▶ **Exercise**:
Repeat exactly each line of the data provided below.

-- begin Recorded data --

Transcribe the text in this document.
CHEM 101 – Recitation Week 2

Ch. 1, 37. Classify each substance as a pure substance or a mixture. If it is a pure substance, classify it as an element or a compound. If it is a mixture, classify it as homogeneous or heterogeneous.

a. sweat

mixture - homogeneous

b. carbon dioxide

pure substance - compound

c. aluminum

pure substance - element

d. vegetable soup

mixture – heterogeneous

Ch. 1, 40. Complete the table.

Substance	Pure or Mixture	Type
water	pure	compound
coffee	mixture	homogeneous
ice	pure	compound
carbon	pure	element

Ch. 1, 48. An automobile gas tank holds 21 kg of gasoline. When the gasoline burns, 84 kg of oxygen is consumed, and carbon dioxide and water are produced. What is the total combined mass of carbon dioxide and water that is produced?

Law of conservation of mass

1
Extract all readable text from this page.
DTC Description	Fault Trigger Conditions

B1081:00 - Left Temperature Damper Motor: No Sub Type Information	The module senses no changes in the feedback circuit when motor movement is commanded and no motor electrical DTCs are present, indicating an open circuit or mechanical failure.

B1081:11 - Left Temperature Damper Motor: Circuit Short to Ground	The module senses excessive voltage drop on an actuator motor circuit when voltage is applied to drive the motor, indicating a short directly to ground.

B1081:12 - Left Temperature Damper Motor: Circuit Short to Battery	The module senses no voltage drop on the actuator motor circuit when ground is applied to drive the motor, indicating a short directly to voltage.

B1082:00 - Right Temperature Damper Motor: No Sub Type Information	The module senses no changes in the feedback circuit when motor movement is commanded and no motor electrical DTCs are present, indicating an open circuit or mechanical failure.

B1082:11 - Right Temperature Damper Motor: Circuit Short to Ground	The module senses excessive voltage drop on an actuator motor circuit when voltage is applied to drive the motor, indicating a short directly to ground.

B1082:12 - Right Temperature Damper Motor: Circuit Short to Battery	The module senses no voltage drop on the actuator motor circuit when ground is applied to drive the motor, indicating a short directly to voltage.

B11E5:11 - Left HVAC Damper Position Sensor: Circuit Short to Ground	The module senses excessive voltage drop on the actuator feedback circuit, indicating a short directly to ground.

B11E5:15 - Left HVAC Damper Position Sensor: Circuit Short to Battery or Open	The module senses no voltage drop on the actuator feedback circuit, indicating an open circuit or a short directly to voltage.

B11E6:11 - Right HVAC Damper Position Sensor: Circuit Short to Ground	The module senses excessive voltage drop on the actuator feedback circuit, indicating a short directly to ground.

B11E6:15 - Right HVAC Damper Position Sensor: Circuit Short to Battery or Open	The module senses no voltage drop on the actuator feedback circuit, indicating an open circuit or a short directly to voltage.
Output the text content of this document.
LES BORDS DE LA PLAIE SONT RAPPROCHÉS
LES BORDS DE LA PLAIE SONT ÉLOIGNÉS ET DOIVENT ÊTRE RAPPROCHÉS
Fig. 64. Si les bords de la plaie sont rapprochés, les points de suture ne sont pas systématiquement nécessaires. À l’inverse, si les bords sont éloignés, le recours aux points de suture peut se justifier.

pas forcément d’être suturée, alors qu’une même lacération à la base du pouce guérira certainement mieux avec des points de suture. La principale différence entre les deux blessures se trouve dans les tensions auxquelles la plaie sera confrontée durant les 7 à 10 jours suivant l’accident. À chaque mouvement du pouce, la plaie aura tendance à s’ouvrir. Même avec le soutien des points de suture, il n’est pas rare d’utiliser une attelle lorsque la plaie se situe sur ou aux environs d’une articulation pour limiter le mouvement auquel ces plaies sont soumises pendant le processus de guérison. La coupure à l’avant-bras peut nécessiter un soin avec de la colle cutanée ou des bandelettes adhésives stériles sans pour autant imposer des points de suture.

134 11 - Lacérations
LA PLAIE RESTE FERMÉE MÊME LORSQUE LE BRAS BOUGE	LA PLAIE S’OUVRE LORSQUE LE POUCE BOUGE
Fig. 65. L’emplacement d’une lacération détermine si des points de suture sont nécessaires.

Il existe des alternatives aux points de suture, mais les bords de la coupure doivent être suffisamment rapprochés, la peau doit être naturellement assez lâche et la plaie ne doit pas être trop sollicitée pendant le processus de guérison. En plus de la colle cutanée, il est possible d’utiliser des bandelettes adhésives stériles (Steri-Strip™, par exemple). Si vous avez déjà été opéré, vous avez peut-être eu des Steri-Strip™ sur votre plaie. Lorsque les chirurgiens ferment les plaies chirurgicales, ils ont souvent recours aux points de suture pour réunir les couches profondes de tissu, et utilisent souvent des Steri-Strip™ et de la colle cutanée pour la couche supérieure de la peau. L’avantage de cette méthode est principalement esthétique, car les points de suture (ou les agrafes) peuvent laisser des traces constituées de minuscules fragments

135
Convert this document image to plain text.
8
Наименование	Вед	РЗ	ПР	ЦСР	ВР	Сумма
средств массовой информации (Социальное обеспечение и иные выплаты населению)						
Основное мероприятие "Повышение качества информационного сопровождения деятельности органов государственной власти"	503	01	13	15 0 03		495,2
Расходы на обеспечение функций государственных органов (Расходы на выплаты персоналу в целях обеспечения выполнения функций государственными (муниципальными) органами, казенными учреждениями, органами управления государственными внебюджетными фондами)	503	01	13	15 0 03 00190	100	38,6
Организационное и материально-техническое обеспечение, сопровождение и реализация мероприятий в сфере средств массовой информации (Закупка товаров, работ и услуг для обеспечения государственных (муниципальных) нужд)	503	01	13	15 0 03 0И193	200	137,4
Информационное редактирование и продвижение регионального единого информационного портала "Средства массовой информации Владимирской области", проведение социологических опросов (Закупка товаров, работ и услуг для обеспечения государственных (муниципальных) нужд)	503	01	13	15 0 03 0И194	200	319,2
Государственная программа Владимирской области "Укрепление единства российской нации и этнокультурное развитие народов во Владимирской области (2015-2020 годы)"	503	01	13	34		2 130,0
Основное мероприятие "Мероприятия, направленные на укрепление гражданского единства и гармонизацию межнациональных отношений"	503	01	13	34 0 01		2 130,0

-- end Recorded data --

▶ **Solution for this exercise**:
Transcribe the text in this document.
CHEM 101 – Recitation Week 2

Ch. 1, 37. Classify each substance as a pure substance or a mixture. If it is a pure substance, classify it as an element or a compound. If it is a mixture, classify it as homogeneous or heterogeneous.

a. sweat

mixture - homogeneous

b. carbon dioxide

pure substance - compound

c. aluminum

pure substance - element

d. vegetable soup

mixture – heterogeneous

Ch. 1, 40. Complete the table.

Substance	Pure or Mixture	Type
water	pure	compound
coffee	mixture	homogeneous
ice	pure	compound
carbon	pure	element

Ch. 1, 48. An automobile gas tank holds 21 kg of gasoline. When the gasoline burns, 84 kg of oxygen is consumed, and carbon dioxide and water are produced. What is the total combined mass of carbon dioxide and water that is produced?

Law of conservation of mass

1
Extract all readable text from this page.
DTC Description	Fault Trigger Conditions

B1081:00 - Left Temperature Damper Motor: No Sub Type Information	The module senses no changes in the feedback circuit when motor movement is commanded and no motor electrical DTCs are present, indicating an open circuit or mechanical failure.

B1081:11 - Left Temperature Damper Motor: Circuit Short to Ground	The module senses excessive voltage drop on an actuator motor circuit when voltage is applied to drive the motor, indicating a short directly to ground.

B1081:12 - Left Temperature Damper Motor: Circuit Short to Battery	The module senses no voltage drop on the actuator motor circuit when ground is applied to drive the motor, indicating a short directly to voltage.

B1082:00 - Right Temperature Damper Motor: No Sub Type Information	The module senses no changes in the feedback circuit when motor movement is commanded and no motor electrical DTCs are present, indicating an open circuit or mechanical failure.

B1082:11 - Right Temperature Damper Motor: Circuit Short to Ground	The module senses excessive voltage drop on an actuator motor circuit when voltage is applied to drive the motor, indicating a short directly to ground.

B1082:12 - Right Temperature Damper Motor: Circuit Short to Battery	The module senses no voltage drop on the actuator motor circuit when ground is applied to drive the motor, indicating a short directly to voltage.

B11E5:11 - Left HVAC Damper Position Sensor: Circuit Short to Ground	The module senses excessive voltage drop on the actuator feedback circuit, indicating a short directly to ground.

B11E5:15 - Left HVAC Damper Position Sensor: Circuit Short to Battery or Open	The module senses no voltage drop on the actuator feedback circuit, indicating an open circuit or a short directly to voltage.

B11E6:11 - Right HVAC Damper Position Sensor: Circuit Short to Ground	The module senses excessive voltage drop on the actuator feedback circuit, indicating a short directly to ground.

B11E6:15 - Right HVAC Damper Position Sensor: Circuit Short to Battery or Open	The module senses no voltage drop on the actuator feedback circuit, indicating an open circuit or a short directly to voltage.
Output the text content of this document.
LES BORDS DE LA PLAIE SONT RAPPROCHÉS
LES BORDS DE LA PLAIE SONT ÉLOIGNÉS ET DOIVENT ÊTRE RAPPROCHÉS
Fig. 64. Si les bords de la plaie sont rapprochés, les points de suture ne sont pas systématiquement nécessaires. À l’inverse, si les bords sont éloignés, le recours aux points de suture peut se justifier.

pas forcément d’être suturée, alors qu’une même lacération à la base du pouce guérira certainement mieux avec des points de suture. La principale différence entre les deux blessures se trouve dans les tensions auxquelles la plaie sera confrontée durant les 7 à 10 jours suivant l’accident. À chaque mouvement du pouce, la plaie aura tendance à s’ouvrir. Même avec le soutien des points de suture, il n’est pas rare d’utiliser une attelle lorsque la plaie se situe sur ou aux environs d’une articulation pour limiter le mouvement auquel ces plaies sont soumises pendant le processus de guérison. La coupure à l’avant-bras peut nécessiter un soin avec de la colle cutanée ou des bandelettes adhésives stériles sans pour autant imposer des points de suture.

134 11 - Lacérations
LA PLAIE RESTE FERMÉE MÊME LORSQUE LE BRAS BOUGE	LA PLAIE S’OUVRE LORSQUE LE POUCE BOUGE
Fig. 65. L’emplacement d’une lacération détermine si des points de suture sont nécessaires.

Il existe des alternatives aux points de suture, mais les bords de la coupure doivent être suffisamment rapprochés, la peau doit être naturellement assez lâche et la plaie ne doit pas être trop sollicitée pendant le processus de guérison. En plus de la colle cutanée, il est possible d’utiliser des bandelettes adhésives stériles (Steri-Strip™, par exemple). Si vous avez déjà été opéré, vous avez peut-être eu des Steri-Strip™ sur votre plaie. Lorsque les chirurgiens ferment les plaies chirurgicales, ils ont souvent recours aux points de suture pour réunir les couches profondes de tissu, et utilisent souvent des Steri-Strip™ et de la colle cutanée pour la couche supérieure de la peau. L’avantage de cette méthode est principalement esthétique, car les points de suture (ou les agrafes) peuvent laisser des traces constituées de minuscules fragments

135
Convert this document image to plain text.
8
Наименование	Вед	РЗ	ПР	ЦСР	ВР	Сумма
средств массовой информации (Социальное обеспечение и иные выплаты населению)						
Основное мероприятие "Повышение качества информационного сопровождения деятельности органов государственной власти"	503	01	13	15 0 03		495,2
Расходы на обеспечение функций государственных органов (Расходы на выплаты персоналу в целях обеспечения выполнения функций государственными (муниципальными) органами, казенными учреждениями, органами управления государственными внебюджетными фондами)	503	01	13	15 0 03 00190	100	38,6
Организационное и материально-техническое обеспечение, сопровождение и реализация мероприятий в сфере средств массовой информации (Закупка товаров, работ и услуг для обеспечения государственных (муниципальных) нужд)	503	01	13	15 0 03 0И193	200	137,4
Информационное редактирование и продвижение регионального единого информационного портала "Средства массовой информации Владимирской области", проведение социологических опросов (Закупка товаров, работ и услуг для обеспечения государственных (муниципальных) нужд)	503	01	13	15 0 03 0И194	200	319,2
Государственная программа Владимирской области "Укрепление единства российской нации и этнокультурное развитие народов во Владимирской области (2015-2020 годы)"	503	01	13	34		2 130,0
Основное мероприятие "Мероприятия, направленные на укрепление гражданского единства и гармонизацию межнациональных отношений"	503	01	13	34 0 01		2 130,0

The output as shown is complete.